● **Figure data in JSON**
+ + + +
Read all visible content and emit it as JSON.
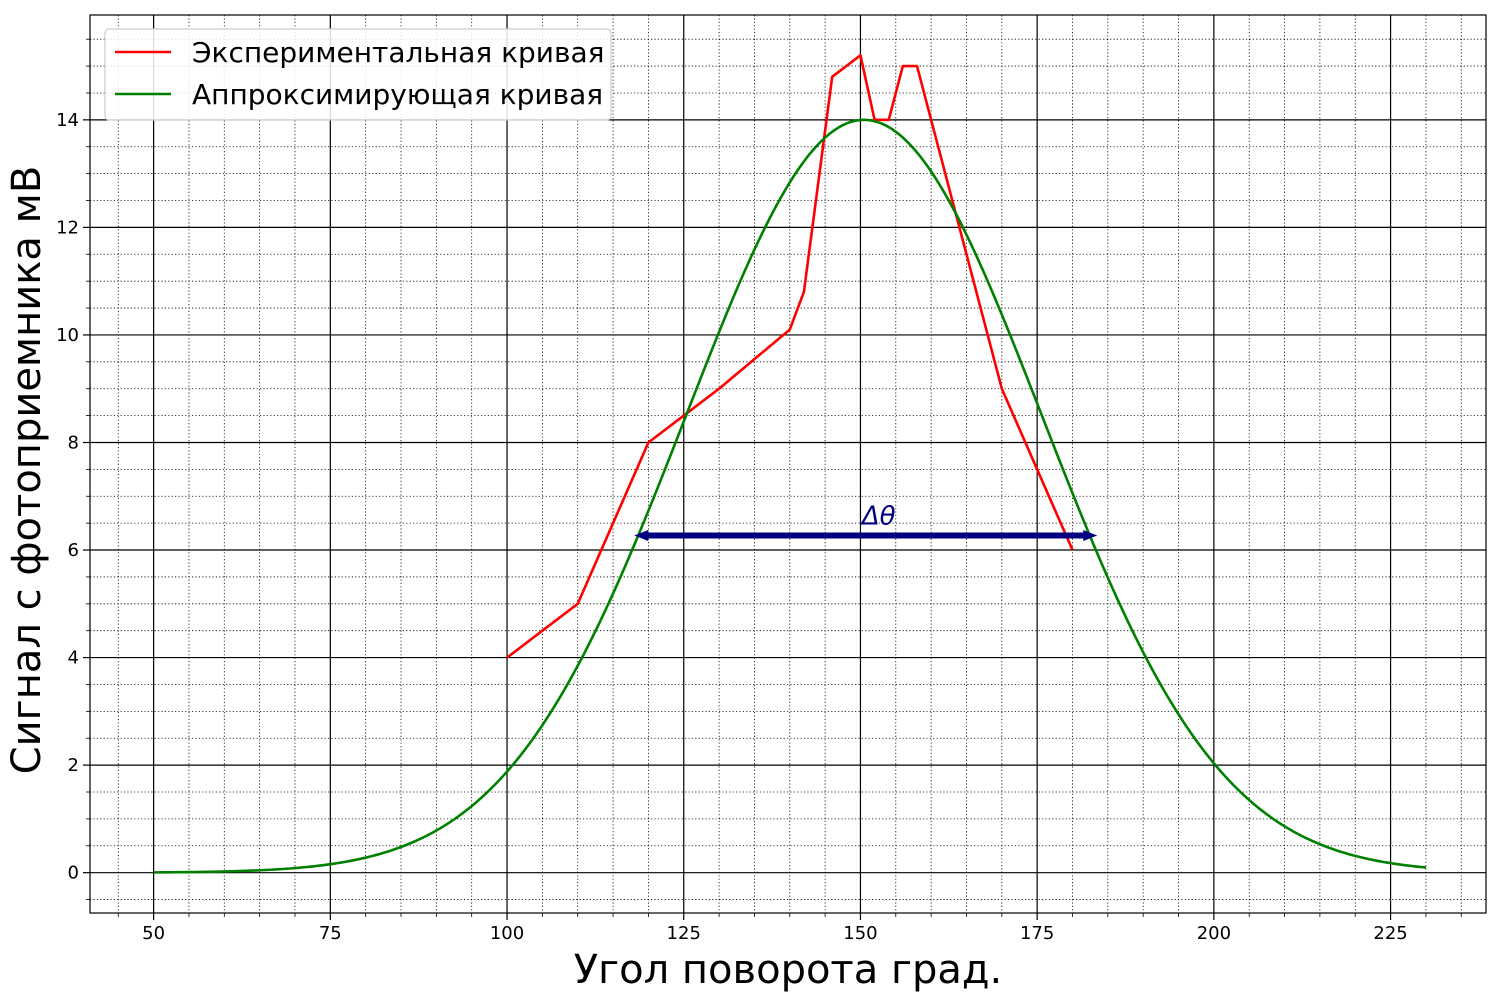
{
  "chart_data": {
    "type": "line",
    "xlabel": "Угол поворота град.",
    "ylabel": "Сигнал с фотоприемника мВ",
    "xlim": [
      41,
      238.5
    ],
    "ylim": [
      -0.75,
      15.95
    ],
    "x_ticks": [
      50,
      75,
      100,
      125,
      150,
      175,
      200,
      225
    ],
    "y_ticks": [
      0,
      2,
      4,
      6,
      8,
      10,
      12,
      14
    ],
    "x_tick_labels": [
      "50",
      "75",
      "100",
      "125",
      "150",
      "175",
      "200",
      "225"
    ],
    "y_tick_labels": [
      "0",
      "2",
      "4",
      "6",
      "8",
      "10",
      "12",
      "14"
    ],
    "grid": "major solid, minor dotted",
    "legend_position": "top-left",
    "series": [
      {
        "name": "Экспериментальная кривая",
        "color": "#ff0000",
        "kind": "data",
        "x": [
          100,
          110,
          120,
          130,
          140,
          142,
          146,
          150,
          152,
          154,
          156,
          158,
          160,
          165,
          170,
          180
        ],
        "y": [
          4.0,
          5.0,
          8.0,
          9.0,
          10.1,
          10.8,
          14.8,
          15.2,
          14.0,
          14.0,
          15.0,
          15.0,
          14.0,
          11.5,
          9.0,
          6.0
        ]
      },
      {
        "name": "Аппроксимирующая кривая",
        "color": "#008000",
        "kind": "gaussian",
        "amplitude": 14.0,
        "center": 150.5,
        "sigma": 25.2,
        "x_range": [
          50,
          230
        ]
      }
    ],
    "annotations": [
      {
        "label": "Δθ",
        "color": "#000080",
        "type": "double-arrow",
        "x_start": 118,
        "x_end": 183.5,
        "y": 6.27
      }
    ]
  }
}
+ + + +
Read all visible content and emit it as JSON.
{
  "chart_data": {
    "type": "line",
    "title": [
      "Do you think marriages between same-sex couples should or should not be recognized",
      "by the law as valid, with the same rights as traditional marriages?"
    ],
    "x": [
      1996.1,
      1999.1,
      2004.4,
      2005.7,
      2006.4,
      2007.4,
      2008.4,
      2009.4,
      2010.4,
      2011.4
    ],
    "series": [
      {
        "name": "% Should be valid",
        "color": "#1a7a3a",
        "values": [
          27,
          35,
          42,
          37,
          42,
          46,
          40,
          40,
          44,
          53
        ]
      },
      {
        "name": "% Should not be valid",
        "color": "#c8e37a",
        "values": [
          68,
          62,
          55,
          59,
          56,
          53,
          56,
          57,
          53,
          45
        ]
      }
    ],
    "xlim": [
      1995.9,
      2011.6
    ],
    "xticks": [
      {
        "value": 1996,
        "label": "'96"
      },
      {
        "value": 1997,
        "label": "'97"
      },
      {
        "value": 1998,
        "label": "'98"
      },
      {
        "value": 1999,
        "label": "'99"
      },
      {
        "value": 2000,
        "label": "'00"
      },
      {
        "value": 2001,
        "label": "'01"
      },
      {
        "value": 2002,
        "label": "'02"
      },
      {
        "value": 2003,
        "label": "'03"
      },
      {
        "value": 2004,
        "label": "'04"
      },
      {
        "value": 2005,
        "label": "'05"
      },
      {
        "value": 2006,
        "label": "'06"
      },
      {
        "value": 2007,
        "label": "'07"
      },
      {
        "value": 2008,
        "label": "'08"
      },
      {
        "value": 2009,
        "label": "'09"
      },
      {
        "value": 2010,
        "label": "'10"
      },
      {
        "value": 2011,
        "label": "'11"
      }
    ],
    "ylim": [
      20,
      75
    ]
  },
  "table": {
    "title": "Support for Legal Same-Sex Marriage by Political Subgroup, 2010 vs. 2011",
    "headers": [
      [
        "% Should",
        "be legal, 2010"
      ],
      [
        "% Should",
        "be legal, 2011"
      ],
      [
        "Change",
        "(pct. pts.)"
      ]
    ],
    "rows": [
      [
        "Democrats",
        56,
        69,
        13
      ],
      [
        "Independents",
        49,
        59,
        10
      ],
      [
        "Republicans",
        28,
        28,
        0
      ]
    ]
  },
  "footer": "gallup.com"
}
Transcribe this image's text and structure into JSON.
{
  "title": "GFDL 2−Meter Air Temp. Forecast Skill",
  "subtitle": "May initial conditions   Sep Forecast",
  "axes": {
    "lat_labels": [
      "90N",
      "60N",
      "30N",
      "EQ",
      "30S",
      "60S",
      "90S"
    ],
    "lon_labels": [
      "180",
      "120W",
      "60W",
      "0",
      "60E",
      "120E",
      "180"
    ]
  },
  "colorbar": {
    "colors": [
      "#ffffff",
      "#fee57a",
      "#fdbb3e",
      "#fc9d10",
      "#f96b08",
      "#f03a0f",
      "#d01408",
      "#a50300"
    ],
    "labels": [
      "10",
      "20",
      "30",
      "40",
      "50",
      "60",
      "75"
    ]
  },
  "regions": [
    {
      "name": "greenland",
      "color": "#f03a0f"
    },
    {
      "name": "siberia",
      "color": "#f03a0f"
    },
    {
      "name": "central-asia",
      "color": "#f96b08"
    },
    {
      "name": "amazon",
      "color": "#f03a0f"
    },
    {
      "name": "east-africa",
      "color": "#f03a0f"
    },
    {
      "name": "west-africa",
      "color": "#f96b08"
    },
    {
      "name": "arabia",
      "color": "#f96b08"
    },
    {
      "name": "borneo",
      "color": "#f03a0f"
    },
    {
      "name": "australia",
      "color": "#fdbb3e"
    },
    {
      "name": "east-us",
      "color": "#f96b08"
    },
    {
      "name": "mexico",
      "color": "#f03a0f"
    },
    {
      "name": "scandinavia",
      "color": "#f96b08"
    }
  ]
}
+ + + +
● **Your objective**
From the data above, copy each line that holds "valid".

● **Result below**
      "by the law as valid, with the same rights as traditional marriages?"
        "name": "% Should be valid",
        "name": "% Should not be valid",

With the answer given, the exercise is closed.